# Start of Available records

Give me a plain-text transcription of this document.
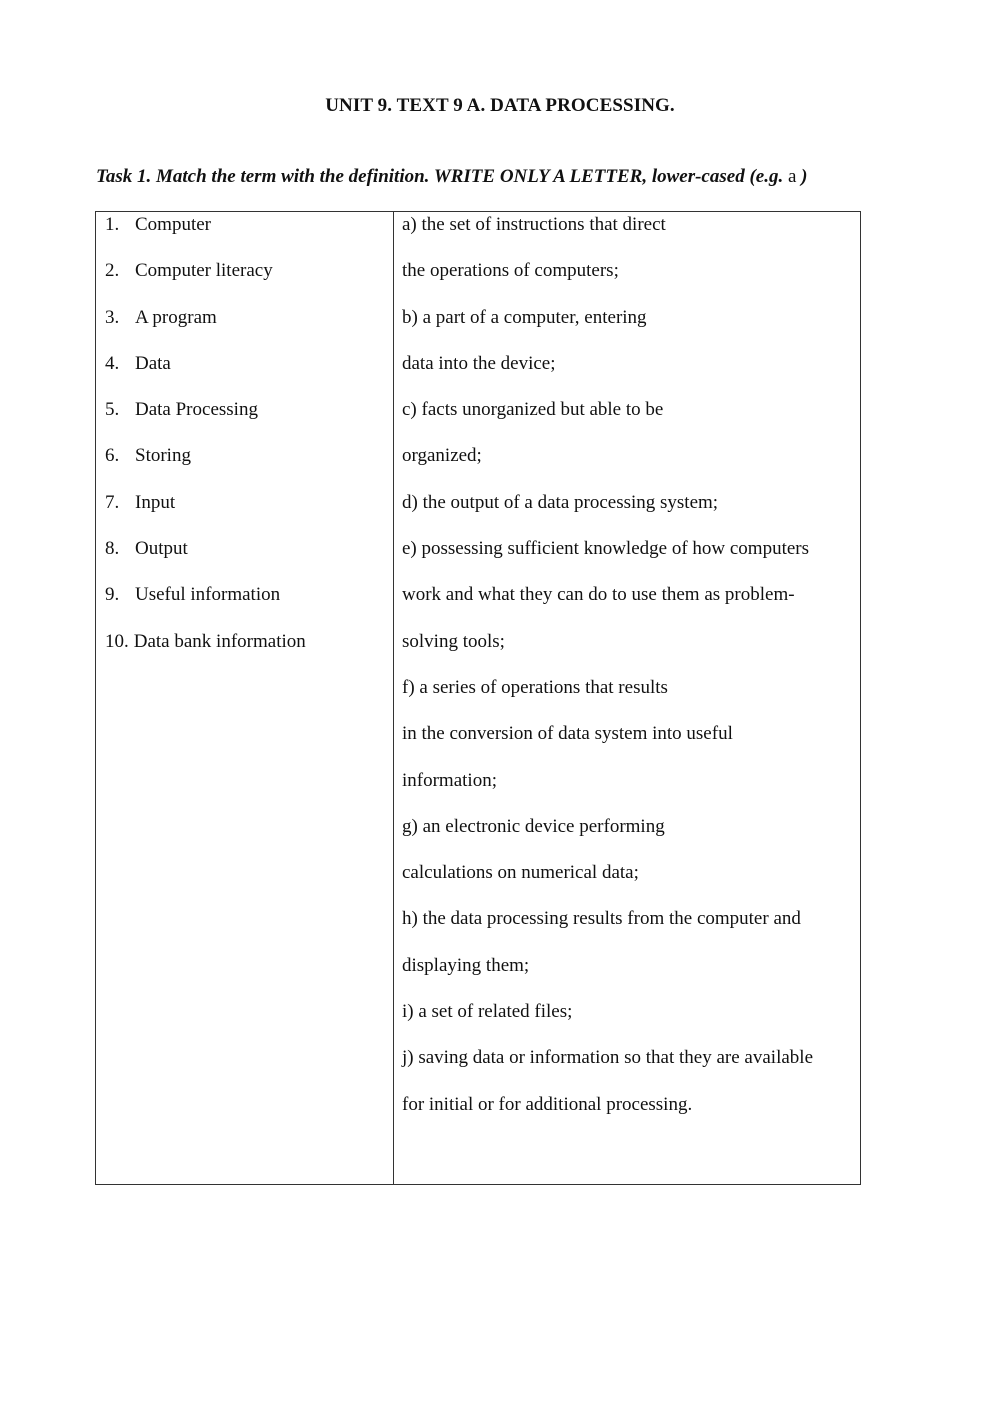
UNIT 9. TEXT 9 A. DATA PROCESSING.
Task 1. Match the term with the definition. WRITE ONLY A LETTER, lower-cased (e.g. a )
1. Computer
2. Computer literacy
3. A program
4. Data
5. Data Processing
6. Storing
7. Input
8. Output
9. Useful information
10. Data bank information
a) the set of instructions that direct
the operations of computers;
b) a part of a computer, entering
data into the device;
c) facts unorganized but able to be
organized;
d) the output of a data processing system;
e) possessing sufficient knowledge of how computers
work and what they can do to use them as problem-
solving tools;
f) a series of operations that results
in the conversion of data system into useful
information;
g) an electronic device performing
calculations on numerical data;
h) the data processing results from the computer and
displaying them;
i) a set of related files;
j) saving data or information so that they are available
for initial or for additional processing.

# End of Available records

What is asked
Give the entries again without a single change, but with no pictures.

Reply to the exercise
Give me a plain-text transcription of this document.
UNIT 9. TEXT 9 A. DATA PROCESSING.
Task 1. Match the term with the definition. WRITE ONLY A LETTER, lower-cased (e.g. a )
1. Computer
2. Computer literacy
3. A program
4. Data
5. Data Processing
6. Storing
7. Input
8. Output
9. Useful information
10. Data bank information
a) the set of instructions that direct
the operations of computers;
b) a part of a computer, entering
data into the device;
c) facts unorganized but able to be
organized;
d) the output of a data processing system;
e) possessing sufficient knowledge of how computers
work and what they can do to use them as problem-
solving tools;
f) a series of operations that results
in the conversion of data system into useful
information;
g) an electronic device performing
calculations on numerical data;
h) the data processing results from the computer and
displaying them;
i) a set of related files;
j) saving data or information so that they are available
for initial or for additional processing.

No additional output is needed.